======== Segmento do documento ========

4.2.05

Saraband: algumas notas

Prólogo:
À entrada deste filme poderia haver, como na porta do Inferno, segundo Dante, a seguinte inscrição: "Ó vós que entrais, abandonai a esperança". Abandonai a esperança de que o passado seja reparável ou não interfira com o presente; de que o sentido venha resgatar-nos do não-sentido; de que a música, sublime, apazigue o nosso mal-estar (ela pode, quando muito, acompanhá-lo, pontuá-lo...); de que, enfim, haja entre os sexos e as gerações um entendimento que não seja contingente, equívoco ou baseado num amor e num ódio que tendem a revelar-se destrutivos. Aquilo a que assistimos durante cerca de duas horas é a esta dança da desesperança, como já alguém lhe chamou, jogando com um dos sentidos do título ( Jorge Leitão Ramos, Expresso).
Um:
Se é verdade que o sentido daquilo que se diz só mais tarde, après-coup, se revela, então este filme, o último e talvez derradeiro de Bergman, tem uma importância decisiva; não porque ele seja a obra-prima absoluta (em Bergman esta designação poderia caber perfeitamente a outras obras), mas porque é uma espécie de súmula, de olhar final e retrospectivo, sobre alguns dos temas obsessivamente desfiados por um estilo cada vez mais concentrado, limpo, minimal até - e por que não dizer branco, se uma das imagens centrais do filme termina numa espécie de apoteose de brancura que quase nos cega?!
Dois:
A esta sublimidade formal, corresponde, para desencanto de alguns, uma monotonia temática: os mesmos temas de sempre voltam a entrar em cena. Os mesmos impasses. As mesmas lamentações. Razão parecia ter T.S. Eliot quando, num poema (Os Homens Ocos), escrevia: "É assim que o mundo acaba/não com um estrondo mas com uma lamúria". Acabará assim o cinema de Bergman, ele que tanta vezes traíu, pelo acto de voltar a filmar, o dito ou a promessa antiga de que esse negócio estaria acabado?
Três:
Marianne (Liv Ullmann) faz uma visita ao passado, guiada pelas imagens (recordações) e fotografias que conserva dele, e o que encontra é - para desencanto nosso, talvez - o mesmo drama de sempre. Após tantas revoluções, críticas ferozes (alguns autores, como Deleuze e Guattari, estiveram na vanguarda dessas críticas), o que se encontra por fim é o quê? Nem mais nem menos que o famoso Édipo. Um dos mais sublimes cineastas de sempre acaba a carreira (?) a filmar o drama edipiano e as suas lamúrias.

======== Registos de dados ========

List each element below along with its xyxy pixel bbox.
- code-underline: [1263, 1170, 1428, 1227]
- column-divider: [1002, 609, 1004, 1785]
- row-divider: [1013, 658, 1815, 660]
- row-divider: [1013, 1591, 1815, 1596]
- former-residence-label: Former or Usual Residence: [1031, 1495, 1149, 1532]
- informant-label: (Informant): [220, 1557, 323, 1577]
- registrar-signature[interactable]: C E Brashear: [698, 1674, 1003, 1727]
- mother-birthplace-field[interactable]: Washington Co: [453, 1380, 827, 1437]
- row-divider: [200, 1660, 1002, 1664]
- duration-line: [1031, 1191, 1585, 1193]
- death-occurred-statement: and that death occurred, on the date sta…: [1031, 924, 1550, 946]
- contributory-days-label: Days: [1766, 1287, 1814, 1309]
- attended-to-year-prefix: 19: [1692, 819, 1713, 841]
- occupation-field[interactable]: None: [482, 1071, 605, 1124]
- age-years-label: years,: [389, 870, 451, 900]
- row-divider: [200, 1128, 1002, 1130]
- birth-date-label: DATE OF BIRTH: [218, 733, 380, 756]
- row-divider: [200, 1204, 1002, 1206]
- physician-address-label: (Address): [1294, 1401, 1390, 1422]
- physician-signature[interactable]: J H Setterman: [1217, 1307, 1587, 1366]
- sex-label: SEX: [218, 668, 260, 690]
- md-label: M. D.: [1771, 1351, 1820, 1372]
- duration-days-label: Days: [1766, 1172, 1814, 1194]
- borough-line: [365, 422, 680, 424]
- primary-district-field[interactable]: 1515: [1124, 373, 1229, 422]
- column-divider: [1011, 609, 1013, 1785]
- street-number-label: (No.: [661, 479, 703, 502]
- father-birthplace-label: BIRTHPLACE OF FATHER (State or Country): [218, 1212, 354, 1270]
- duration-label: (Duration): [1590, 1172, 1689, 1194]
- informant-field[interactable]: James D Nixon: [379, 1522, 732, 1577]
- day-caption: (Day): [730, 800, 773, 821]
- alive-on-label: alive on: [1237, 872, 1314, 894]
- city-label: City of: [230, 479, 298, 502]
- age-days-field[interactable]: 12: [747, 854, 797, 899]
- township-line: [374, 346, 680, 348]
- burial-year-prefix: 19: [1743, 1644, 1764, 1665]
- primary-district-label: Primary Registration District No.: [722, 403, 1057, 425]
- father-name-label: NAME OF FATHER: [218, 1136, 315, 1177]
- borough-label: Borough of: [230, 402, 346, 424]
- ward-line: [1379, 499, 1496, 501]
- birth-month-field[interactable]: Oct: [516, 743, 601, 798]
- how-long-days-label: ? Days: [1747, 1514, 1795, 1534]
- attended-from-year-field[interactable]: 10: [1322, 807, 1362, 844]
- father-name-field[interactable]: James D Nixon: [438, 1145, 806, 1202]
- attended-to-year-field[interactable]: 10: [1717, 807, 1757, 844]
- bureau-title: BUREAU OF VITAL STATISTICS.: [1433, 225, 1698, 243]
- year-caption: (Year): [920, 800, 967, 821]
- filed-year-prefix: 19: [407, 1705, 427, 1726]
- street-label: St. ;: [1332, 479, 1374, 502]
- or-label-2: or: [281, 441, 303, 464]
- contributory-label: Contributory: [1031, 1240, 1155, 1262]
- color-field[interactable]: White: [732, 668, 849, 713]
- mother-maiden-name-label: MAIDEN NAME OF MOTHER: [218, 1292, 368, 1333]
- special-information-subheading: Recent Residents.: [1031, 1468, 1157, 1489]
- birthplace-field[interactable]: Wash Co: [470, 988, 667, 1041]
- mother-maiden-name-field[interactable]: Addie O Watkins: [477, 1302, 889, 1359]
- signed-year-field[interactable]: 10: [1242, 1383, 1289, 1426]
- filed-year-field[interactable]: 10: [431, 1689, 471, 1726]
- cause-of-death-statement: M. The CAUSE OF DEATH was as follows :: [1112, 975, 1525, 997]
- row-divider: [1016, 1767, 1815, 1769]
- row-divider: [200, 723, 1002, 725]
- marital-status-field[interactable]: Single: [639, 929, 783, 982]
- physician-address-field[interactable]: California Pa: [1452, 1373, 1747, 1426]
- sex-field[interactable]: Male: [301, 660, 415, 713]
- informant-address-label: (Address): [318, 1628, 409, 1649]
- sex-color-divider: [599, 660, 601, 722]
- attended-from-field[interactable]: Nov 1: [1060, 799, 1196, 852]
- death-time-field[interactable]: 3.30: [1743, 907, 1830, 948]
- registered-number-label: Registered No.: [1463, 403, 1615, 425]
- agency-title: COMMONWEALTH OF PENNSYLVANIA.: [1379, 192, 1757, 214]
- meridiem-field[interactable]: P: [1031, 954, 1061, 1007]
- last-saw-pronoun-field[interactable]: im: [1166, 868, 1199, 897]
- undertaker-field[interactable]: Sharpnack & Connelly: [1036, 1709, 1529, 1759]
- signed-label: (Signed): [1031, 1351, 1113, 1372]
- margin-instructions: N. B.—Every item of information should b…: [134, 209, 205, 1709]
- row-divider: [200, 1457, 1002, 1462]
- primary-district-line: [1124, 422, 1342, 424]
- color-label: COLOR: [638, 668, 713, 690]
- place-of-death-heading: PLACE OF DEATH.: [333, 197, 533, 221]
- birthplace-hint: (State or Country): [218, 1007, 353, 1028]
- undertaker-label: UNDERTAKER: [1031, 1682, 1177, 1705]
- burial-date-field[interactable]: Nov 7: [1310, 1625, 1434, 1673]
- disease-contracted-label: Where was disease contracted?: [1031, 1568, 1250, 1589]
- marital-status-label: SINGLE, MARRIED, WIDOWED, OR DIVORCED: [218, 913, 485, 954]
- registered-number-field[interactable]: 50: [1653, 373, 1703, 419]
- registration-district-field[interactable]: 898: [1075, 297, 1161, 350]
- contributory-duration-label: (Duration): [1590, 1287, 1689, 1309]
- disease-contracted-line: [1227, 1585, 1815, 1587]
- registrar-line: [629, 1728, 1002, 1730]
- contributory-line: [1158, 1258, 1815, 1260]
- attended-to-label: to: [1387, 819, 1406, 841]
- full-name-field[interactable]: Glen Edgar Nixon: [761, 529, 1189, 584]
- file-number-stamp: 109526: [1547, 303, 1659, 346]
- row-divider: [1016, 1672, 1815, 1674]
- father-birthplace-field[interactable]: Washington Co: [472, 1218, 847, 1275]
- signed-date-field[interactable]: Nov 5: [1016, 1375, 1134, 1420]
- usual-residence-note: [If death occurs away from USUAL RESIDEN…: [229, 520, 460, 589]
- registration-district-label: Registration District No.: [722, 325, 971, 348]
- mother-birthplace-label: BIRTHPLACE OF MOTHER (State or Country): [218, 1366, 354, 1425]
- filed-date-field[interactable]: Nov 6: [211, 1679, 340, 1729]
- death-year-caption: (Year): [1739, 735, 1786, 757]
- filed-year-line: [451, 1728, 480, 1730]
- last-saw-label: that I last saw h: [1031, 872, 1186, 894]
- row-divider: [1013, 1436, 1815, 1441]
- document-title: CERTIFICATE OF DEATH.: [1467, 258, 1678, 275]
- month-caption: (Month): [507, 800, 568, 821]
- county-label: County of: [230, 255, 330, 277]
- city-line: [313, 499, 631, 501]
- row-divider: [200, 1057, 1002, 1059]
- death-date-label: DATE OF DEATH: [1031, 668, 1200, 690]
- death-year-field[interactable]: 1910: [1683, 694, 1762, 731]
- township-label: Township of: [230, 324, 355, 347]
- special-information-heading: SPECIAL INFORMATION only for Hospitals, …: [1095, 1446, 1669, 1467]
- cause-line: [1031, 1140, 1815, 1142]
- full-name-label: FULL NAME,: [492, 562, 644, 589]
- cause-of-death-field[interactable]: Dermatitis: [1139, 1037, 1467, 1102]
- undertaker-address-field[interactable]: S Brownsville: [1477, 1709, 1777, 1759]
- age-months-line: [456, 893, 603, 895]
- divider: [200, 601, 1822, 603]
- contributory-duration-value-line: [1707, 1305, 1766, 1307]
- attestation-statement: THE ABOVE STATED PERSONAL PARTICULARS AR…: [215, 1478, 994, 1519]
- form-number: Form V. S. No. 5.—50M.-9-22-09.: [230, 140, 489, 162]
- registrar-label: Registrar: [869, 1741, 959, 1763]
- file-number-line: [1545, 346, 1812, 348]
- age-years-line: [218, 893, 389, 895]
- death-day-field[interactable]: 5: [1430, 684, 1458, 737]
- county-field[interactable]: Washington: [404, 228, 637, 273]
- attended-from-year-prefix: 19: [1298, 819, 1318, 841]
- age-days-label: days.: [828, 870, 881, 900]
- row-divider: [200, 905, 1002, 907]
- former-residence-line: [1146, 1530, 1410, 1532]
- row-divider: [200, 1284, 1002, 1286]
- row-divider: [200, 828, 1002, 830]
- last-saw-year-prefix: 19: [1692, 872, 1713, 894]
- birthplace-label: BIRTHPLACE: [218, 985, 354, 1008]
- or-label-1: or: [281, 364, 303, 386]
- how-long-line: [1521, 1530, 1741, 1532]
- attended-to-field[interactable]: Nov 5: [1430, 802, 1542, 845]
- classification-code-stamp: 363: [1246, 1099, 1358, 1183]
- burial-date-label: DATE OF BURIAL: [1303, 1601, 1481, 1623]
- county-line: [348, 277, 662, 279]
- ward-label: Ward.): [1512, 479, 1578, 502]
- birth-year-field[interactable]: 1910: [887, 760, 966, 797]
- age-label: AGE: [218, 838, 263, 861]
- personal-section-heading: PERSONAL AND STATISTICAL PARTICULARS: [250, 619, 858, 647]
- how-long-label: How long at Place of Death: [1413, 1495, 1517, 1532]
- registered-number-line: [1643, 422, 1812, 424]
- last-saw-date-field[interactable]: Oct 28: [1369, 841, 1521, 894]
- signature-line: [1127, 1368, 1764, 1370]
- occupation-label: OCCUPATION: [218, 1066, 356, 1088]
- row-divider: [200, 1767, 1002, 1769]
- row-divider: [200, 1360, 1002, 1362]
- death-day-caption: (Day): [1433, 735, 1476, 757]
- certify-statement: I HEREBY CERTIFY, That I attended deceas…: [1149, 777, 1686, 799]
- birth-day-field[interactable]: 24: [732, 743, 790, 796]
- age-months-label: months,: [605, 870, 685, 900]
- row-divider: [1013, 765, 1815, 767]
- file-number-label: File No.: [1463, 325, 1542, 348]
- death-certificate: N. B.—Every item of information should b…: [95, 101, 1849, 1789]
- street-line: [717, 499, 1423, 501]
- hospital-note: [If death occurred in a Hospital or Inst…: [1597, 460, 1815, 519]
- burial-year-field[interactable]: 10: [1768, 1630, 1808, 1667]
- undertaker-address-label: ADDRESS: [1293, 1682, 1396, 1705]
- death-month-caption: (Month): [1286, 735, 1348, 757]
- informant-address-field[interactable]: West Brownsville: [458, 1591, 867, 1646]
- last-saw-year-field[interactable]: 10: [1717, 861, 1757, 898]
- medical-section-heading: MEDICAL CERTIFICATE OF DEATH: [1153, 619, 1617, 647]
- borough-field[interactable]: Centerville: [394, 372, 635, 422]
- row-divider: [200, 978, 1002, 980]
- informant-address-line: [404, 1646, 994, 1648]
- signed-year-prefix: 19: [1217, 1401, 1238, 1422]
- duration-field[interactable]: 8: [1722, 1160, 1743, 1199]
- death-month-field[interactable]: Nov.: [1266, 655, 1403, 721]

========

Instruções da tarefa ::
Apresente a continuação das notas sobre o filme Saraband, de Bergman, a partir da última frase transcrita.

Resposta da tarefa ::
Quatro:
É uma nova versão (e complicação) do tema edipiano ao qual Freud, uma das presenças do filme, chegando mesmo a ser nomeado a propósito de uma biografia que Johan ( sem dúvida o "alter ego" do próprio Bergman) estava a ler, dera, no seu tempo, uma importância nuclear e estruturante. É uma "père-version" do Édipo, podíamos dizê-lo assim, já que os dois pais (Henrik e Johan) não saem bem na fotografia: em vez de serem os agentes da pacificação do desejo, eles são, pelo contrário, os instigadores de um gozo incestuoso (Henrik) e de um ódio sem princípio nem fim (Johan). Um pai que é um amante da própria filha e outro pai que nem sequer é um pai, segundo uma das acusações que lhe são dirigidas.
Cinco:
A tese de fundo, já desenvolvida em filmes anteriores (como, nomeadamente, "Cenas da Vida Conjugal", de que este último é um prolongamento e uma conclusão lógica) é que não há, para o ser humano, um ser falado e falante, qualquer harmonia pré-estabelecida entre os sexos (homens e mulheres) ou as gerações (pais e filhos). É interessante reparar, a este propósito, como a placidez sem drama (imaginada) das personagens se esfuma tão logo elas começam a falar. A fala revela o drama que habita as almas de uns e de outros. Os impasses edipianos são, no fundo, apenas uma versão ou condensação desses impasses mais primários e estruturais a que o cinema de Bergman tem vindo a dar rosto e voz: a não-relação.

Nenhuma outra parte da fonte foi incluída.